### Data in this exercise
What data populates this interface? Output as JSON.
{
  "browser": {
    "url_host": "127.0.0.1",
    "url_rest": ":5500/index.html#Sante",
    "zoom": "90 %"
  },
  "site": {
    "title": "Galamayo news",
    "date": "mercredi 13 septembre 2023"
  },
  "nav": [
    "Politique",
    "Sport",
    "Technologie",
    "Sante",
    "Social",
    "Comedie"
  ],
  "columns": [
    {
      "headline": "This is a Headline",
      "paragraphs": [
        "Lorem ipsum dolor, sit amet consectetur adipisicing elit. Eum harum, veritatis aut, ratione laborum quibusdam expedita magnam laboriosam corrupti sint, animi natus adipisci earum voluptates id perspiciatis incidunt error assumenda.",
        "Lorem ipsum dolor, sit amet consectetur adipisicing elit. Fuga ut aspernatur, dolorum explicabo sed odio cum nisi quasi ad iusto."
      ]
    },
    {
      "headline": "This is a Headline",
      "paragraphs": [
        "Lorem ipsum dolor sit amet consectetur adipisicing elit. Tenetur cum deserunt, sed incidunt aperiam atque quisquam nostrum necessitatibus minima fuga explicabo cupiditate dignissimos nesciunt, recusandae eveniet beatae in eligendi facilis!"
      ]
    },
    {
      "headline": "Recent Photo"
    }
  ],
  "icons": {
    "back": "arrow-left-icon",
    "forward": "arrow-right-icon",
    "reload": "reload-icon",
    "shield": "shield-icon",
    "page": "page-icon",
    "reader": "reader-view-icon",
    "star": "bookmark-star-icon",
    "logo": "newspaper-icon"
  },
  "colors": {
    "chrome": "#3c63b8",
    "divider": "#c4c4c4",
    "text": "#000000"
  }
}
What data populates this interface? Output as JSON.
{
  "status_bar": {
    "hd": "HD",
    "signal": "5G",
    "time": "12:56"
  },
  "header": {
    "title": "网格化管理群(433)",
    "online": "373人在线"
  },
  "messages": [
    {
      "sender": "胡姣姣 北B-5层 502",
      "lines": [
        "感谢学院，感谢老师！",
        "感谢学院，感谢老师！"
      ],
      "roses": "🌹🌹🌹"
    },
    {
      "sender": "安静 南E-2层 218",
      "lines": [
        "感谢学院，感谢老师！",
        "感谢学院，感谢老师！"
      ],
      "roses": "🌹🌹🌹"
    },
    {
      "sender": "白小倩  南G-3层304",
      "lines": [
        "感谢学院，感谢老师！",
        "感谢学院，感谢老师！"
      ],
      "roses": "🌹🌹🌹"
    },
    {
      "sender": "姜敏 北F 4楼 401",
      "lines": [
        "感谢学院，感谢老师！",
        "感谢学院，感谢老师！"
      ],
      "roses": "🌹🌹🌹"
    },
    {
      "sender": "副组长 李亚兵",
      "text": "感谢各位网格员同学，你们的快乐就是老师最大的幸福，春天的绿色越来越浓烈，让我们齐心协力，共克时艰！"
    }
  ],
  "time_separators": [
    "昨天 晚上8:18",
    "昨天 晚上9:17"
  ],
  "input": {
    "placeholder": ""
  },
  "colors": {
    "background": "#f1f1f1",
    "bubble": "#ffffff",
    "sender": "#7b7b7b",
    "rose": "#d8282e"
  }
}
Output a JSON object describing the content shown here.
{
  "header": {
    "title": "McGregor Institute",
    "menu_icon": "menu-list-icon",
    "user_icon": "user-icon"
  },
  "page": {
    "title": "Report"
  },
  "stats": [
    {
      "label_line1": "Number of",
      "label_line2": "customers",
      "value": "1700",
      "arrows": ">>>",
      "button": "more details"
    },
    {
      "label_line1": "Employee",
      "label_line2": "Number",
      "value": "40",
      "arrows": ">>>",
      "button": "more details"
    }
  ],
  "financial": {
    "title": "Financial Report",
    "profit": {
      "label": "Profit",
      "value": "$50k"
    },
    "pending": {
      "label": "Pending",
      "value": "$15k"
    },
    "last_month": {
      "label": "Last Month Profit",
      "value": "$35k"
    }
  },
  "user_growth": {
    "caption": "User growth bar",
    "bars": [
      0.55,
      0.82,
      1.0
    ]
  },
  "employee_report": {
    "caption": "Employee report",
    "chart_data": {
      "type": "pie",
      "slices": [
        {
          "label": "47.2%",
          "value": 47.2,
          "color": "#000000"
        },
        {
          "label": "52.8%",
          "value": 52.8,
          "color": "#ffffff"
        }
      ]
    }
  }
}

### Problem to work on
Return the listing above word for word.

### Response below
What data populates this interface? Output as JSON.
{
  "browser": {
    "url_host": "127.0.0.1",
    "url_rest": ":5500/index.html#Sante",
    "zoom": "90 %"
  },
  "site": {
    "title": "Galamayo news",
    "date": "mercredi 13 septembre 2023"
  },
  "nav": [
    "Politique",
    "Sport",
    "Technologie",
    "Sante",
    "Social",
    "Comedie"
  ],
  "columns": [
    {
      "headline": "This is a Headline",
      "paragraphs": [
        "Lorem ipsum dolor, sit amet consectetur adipisicing elit. Eum harum, veritatis aut, ratione laborum quibusdam expedita magnam laboriosam corrupti sint, animi natus adipisci earum voluptates id perspiciatis incidunt error assumenda.",
        "Lorem ipsum dolor, sit amet consectetur adipisicing elit. Fuga ut aspernatur, dolorum explicabo sed odio cum nisi quasi ad iusto."
      ]
    },
    {
      "headline": "This is a Headline",
      "paragraphs": [
        "Lorem ipsum dolor sit amet consectetur adipisicing elit. Tenetur cum deserunt, sed incidunt aperiam atque quisquam nostrum necessitatibus minima fuga explicabo cupiditate dignissimos nesciunt, recusandae eveniet beatae in eligendi facilis!"
      ]
    },
    {
      "headline": "Recent Photo"
    }
  ],
  "icons": {
    "back": "arrow-left-icon",
    "forward": "arrow-right-icon",
    "reload": "reload-icon",
    "shield": "shield-icon",
    "page": "page-icon",
    "reader": "reader-view-icon",
    "star": "bookmark-star-icon",
    "logo": "newspaper-icon"
  },
  "colors": {
    "chrome": "#3c63b8",
    "divider": "#c4c4c4",
    "text": "#000000"
  }
}
What data populates this interface? Output as JSON.
{
  "status_bar": {
    "hd": "HD",
    "signal": "5G",
    "time": "12:56"
  },
  "header": {
    "title": "网格化管理群(433)",
    "online": "373人在线"
  },
  "messages": [
    {
      "sender": "胡姣姣 北B-5层 502",
      "lines": [
        "感谢学院，感谢老师！",
        "感谢学院，感谢老师！"
      ],
      "roses": "🌹🌹🌹"
    },
    {
      "sender": "安静 南E-2层 218",
      "lines": [
        "感谢学院，感谢老师！",
        "感谢学院，感谢老师！"
      ],
      "roses": "🌹🌹🌹"
    },
    {
      "sender": "白小倩  南G-3层304",
      "lines": [
        "感谢学院，感谢老师！",
        "感谢学院，感谢老师！"
      ],
      "roses": "🌹🌹🌹"
    },
    {
      "sender": "姜敏 北F 4楼 401",
      "lines": [
        "感谢学院，感谢老师！",
        "感谢学院，感谢老师！"
      ],
      "roses": "🌹🌹🌹"
    },
    {
      "sender": "副组长 李亚兵",
      "text": "感谢各位网格员同学，你们的快乐就是老师最大的幸福，春天的绿色越来越浓烈，让我们齐心协力，共克时艰！"
    }
  ],
  "time_separators": [
    "昨天 晚上8:18",
    "昨天 晚上9:17"
  ],
  "input": {
    "placeholder": ""
  },
  "colors": {
    "background": "#f1f1f1",
    "bubble": "#ffffff",
    "sender": "#7b7b7b",
    "rose": "#d8282e"
  }
}
Output a JSON object describing the content shown here.
{
  "header": {
    "title": "McGregor Institute",
    "menu_icon": "menu-list-icon",
    "user_icon": "user-icon"
  },
  "page": {
    "title": "Report"
  },
  "stats": [
    {
      "label_line1": "Number of",
      "label_line2": "customers",
      "value": "1700",
      "arrows": ">>>",
      "button": "more details"
    },
    {
      "label_line1": "Employee",
      "label_line2": "Number",
      "value": "40",
      "arrows": ">>>",
      "button": "more details"
    }
  ],
  "financial": {
    "title": "Financial Report",
    "profit": {
      "label": "Profit",
      "value": "$50k"
    },
    "pending": {
      "label": "Pending",
      "value": "$15k"
    },
    "last_month": {
      "label": "Last Month Profit",
      "value": "$35k"
    }
  },
  "user_growth": {
    "caption": "User growth bar",
    "bars": [
      0.55,
      0.82,
      1.0
    ]
  },
  "employee_report": {
    "caption": "Employee report",
    "chart_data": {
      "type": "pie",
      "slices": [
        {
          "label": "47.2%",
          "value": 47.2,
          "color": "#000000"
        },
        {
          "label": "52.8%",
          "value": 52.8,
          "color": "#ffffff"
        }
      ]
    }
  }
}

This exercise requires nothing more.